> _Набор заданий_
[1] Верните дословно часть отрывка об Абу Талибе: всё от «На попечении дяди» вниз до «случае, наиболее зажиточные.».
[2] Какую должность, согласно отрывку об Абу Талибе, он унаследовал?

> _Исходный отрывок_
+ + +

ПЕРВОИСТОЧНИКИ: ЖИЗНЬ МУХАММЕДА

21.07.08

Знамения о будущем посланнике Бога

 На попечении дяди Абу Талиба

Абу Талиб, новый глава многочислен­ных «сынов Хашима», хотя и унасле­довал почетную и, не лишенную выго­ды, должность распределителя налога в пользу неимущих паломников, никакой религиозностью, достойной быть отмеченной в преданиях, не отличался. Он вел энергич­ную деловую жизнь, типичную для довольно крупного торговца того времени, которому много времени прихо­дится проводить в деловых поездках и нередко самому возглавлять караваны. Клан представлял собой и нечто похожее на акционерное общество, и «сыны Хашима» принимали иногда посильное долевое участие в торго­вых операциях Абу Талиба, во всяком случае, наиболее зажиточные.

+ + +

> _Записи_
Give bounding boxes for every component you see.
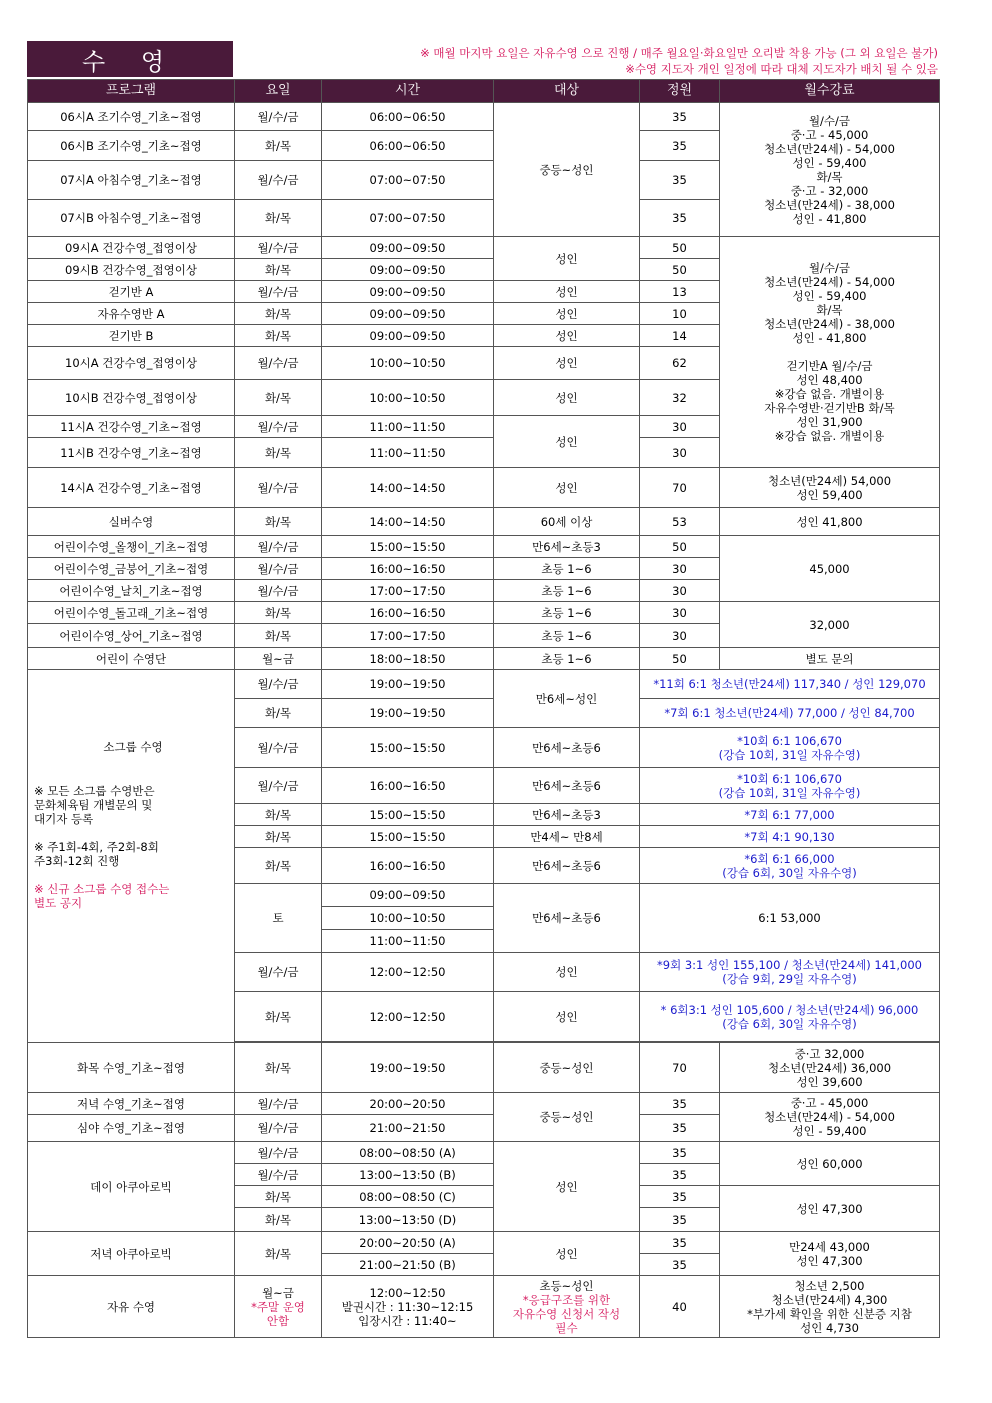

+ + +

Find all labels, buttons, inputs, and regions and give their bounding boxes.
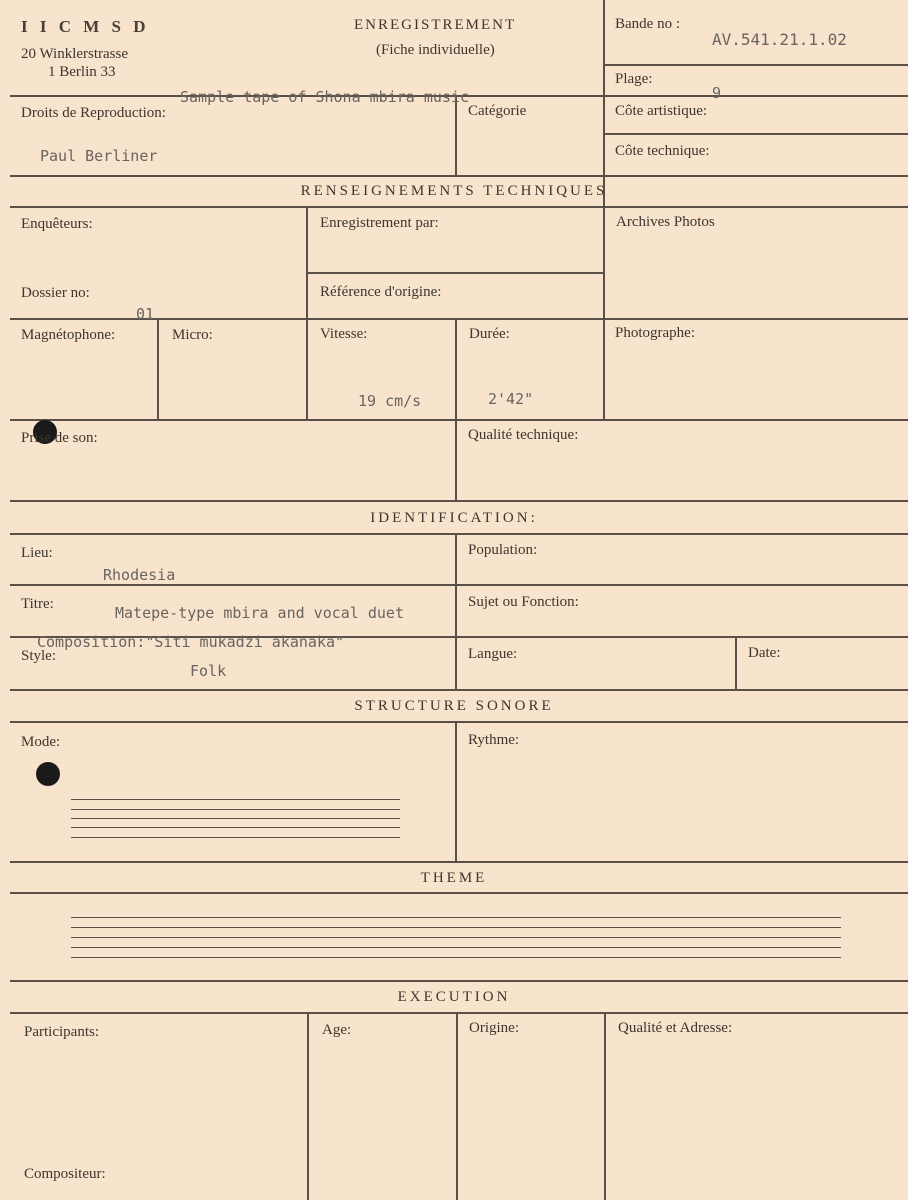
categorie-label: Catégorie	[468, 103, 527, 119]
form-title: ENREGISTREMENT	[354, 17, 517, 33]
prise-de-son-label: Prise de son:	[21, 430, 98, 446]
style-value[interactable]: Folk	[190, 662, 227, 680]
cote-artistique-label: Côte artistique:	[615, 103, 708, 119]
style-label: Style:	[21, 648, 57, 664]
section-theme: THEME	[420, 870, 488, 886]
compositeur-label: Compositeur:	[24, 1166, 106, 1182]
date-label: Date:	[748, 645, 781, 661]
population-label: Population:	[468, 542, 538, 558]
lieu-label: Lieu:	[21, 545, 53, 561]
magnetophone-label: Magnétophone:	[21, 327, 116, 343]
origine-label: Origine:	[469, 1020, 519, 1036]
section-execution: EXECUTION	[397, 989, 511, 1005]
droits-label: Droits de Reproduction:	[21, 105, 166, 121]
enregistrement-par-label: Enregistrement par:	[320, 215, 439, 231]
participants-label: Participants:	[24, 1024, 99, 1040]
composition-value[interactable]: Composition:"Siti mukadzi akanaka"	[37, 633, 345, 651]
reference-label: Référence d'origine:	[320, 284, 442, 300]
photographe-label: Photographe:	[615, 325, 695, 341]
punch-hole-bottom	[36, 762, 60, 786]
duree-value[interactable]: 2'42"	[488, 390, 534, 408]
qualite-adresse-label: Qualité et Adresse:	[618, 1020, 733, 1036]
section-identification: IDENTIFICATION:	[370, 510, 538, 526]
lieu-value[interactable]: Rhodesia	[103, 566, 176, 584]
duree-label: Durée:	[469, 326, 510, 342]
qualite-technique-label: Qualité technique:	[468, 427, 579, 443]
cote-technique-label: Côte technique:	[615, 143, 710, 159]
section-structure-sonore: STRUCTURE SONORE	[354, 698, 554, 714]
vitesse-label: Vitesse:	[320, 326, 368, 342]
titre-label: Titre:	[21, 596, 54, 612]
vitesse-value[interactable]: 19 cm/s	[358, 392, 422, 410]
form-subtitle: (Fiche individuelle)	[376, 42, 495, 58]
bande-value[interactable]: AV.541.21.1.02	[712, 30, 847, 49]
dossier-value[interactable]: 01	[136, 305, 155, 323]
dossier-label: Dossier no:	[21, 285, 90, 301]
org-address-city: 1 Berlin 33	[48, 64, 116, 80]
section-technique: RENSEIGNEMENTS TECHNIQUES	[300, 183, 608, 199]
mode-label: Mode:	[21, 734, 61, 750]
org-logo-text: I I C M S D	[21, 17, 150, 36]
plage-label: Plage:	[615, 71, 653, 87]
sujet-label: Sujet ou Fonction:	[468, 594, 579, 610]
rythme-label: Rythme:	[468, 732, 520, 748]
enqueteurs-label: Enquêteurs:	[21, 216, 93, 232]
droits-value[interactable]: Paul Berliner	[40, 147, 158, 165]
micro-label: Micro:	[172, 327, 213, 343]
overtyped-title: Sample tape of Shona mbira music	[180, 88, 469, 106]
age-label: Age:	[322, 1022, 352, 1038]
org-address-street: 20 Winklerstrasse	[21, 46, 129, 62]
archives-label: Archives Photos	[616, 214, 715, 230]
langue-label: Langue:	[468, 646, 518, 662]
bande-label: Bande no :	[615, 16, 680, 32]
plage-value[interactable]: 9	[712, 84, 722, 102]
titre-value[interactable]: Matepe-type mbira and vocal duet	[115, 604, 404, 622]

+ + +

> _Итоговые ответы_
[1]
На попечении дяди Абу Талиба

Абу Талиб, новый глава многочислен­ных «сынов Хашима», хотя и унасле­довал почетную и, не лишенную выго­ды, должность распределителя налога в пользу неимущих паломников, никакой религиозностью, достойной быть отмеченной в преданиях, не отличался. Он вел энергич­ную деловую жизнь, типичную для довольно крупного торговца того времени, которому много времени прихо­дится проводить в деловых поездках и нередко самому возглавлять караваны. Клан представлял собой и нечто похожее на акционерное общество, и «сыны Хашима» принимали иногда посильное долевое участие в торго­вых операциях Абу Талиба, во всяком случае, наиболее зажиточные.

[2] Должность распределителя налога в пользу неимущих паломников.